> _Goal of the exercise_
Copy out the data exactly, leaving the pictures behind.

--- START OF Supplied entries ---

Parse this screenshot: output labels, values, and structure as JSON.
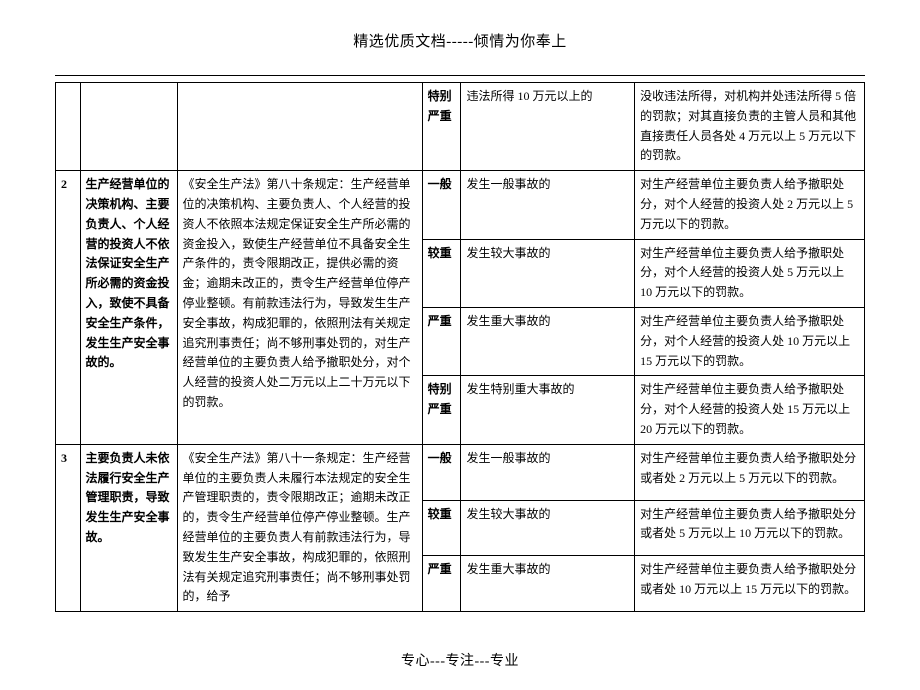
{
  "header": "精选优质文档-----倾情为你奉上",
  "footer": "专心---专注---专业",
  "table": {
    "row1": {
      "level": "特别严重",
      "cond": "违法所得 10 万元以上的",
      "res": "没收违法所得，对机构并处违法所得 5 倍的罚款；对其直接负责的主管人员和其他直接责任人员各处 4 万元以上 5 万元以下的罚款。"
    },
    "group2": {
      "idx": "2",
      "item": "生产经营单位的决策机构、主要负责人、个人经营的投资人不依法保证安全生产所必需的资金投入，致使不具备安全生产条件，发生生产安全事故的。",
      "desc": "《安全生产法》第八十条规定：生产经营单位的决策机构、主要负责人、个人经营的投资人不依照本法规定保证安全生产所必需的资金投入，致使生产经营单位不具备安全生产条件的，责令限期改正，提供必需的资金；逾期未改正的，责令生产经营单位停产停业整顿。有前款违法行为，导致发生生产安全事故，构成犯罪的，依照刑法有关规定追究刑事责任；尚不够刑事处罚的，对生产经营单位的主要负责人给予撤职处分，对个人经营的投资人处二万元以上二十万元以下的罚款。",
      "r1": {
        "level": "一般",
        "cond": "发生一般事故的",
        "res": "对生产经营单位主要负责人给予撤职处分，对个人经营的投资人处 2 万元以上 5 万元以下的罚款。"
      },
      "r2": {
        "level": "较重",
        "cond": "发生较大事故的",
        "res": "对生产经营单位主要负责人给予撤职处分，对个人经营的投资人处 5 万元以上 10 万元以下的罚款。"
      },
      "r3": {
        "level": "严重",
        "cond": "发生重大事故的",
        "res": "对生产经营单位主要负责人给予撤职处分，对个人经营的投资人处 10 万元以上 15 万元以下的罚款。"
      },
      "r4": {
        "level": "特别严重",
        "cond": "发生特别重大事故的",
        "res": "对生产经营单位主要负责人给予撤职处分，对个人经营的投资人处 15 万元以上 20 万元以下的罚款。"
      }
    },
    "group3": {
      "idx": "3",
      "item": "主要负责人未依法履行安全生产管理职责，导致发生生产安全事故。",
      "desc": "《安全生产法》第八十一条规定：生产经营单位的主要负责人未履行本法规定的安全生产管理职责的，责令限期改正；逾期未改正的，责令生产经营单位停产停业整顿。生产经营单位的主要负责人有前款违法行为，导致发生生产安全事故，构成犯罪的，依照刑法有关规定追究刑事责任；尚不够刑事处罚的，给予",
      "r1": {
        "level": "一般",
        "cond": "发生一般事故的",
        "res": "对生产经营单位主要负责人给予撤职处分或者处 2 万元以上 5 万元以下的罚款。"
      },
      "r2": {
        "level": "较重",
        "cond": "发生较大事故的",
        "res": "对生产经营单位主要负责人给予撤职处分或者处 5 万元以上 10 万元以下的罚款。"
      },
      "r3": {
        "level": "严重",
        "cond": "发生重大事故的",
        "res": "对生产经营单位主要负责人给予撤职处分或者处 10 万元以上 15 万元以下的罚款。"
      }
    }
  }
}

--- END OF Supplied entries ---

> _Full output_
Parse this screenshot: output labels, values, and structure as JSON.
{
  "header": "精选优质文档-----倾情为你奉上",
  "footer": "专心---专注---专业",
  "table": {
    "row1": {
      "level": "特别严重",
      "cond": "违法所得 10 万元以上的",
      "res": "没收违法所得，对机构并处违法所得 5 倍的罚款；对其直接负责的主管人员和其他直接责任人员各处 4 万元以上 5 万元以下的罚款。"
    },
    "group2": {
      "idx": "2",
      "item": "生产经营单位的决策机构、主要负责人、个人经营的投资人不依法保证安全生产所必需的资金投入，致使不具备安全生产条件，发生生产安全事故的。",
      "desc": "《安全生产法》第八十条规定：生产经营单位的决策机构、主要负责人、个人经营的投资人不依照本法规定保证安全生产所必需的资金投入，致使生产经营单位不具备安全生产条件的，责令限期改正，提供必需的资金；逾期未改正的，责令生产经营单位停产停业整顿。有前款违法行为，导致发生生产安全事故，构成犯罪的，依照刑法有关规定追究刑事责任；尚不够刑事处罚的，对生产经营单位的主要负责人给予撤职处分，对个人经营的投资人处二万元以上二十万元以下的罚款。",
      "r1": {
        "level": "一般",
        "cond": "发生一般事故的",
        "res": "对生产经营单位主要负责人给予撤职处分，对个人经营的投资人处 2 万元以上 5 万元以下的罚款。"
      },
      "r2": {
        "level": "较重",
        "cond": "发生较大事故的",
        "res": "对生产经营单位主要负责人给予撤职处分，对个人经营的投资人处 5 万元以上 10 万元以下的罚款。"
      },
      "r3": {
        "level": "严重",
        "cond": "发生重大事故的",
        "res": "对生产经营单位主要负责人给予撤职处分，对个人经营的投资人处 10 万元以上 15 万元以下的罚款。"
      },
      "r4": {
        "level": "特别严重",
        "cond": "发生特别重大事故的",
        "res": "对生产经营单位主要负责人给予撤职处分，对个人经营的投资人处 15 万元以上 20 万元以下的罚款。"
      }
    },
    "group3": {
      "idx": "3",
      "item": "主要负责人未依法履行安全生产管理职责，导致发生生产安全事故。",
      "desc": "《安全生产法》第八十一条规定：生产经营单位的主要负责人未履行本法规定的安全生产管理职责的，责令限期改正；逾期未改正的，责令生产经营单位停产停业整顿。生产经营单位的主要负责人有前款违法行为，导致发生生产安全事故，构成犯罪的，依照刑法有关规定追究刑事责任；尚不够刑事处罚的，给予",
      "r1": {
        "level": "一般",
        "cond": "发生一般事故的",
        "res": "对生产经营单位主要负责人给予撤职处分或者处 2 万元以上 5 万元以下的罚款。"
      },
      "r2": {
        "level": "较重",
        "cond": "发生较大事故的",
        "res": "对生产经营单位主要负责人给予撤职处分或者处 5 万元以上 10 万元以下的罚款。"
      },
      "r3": {
        "level": "严重",
        "cond": "发生重大事故的",
        "res": "对生产经营单位主要负责人给予撤职处分或者处 10 万元以上 15 万元以下的罚款。"
      }
    }
  }
}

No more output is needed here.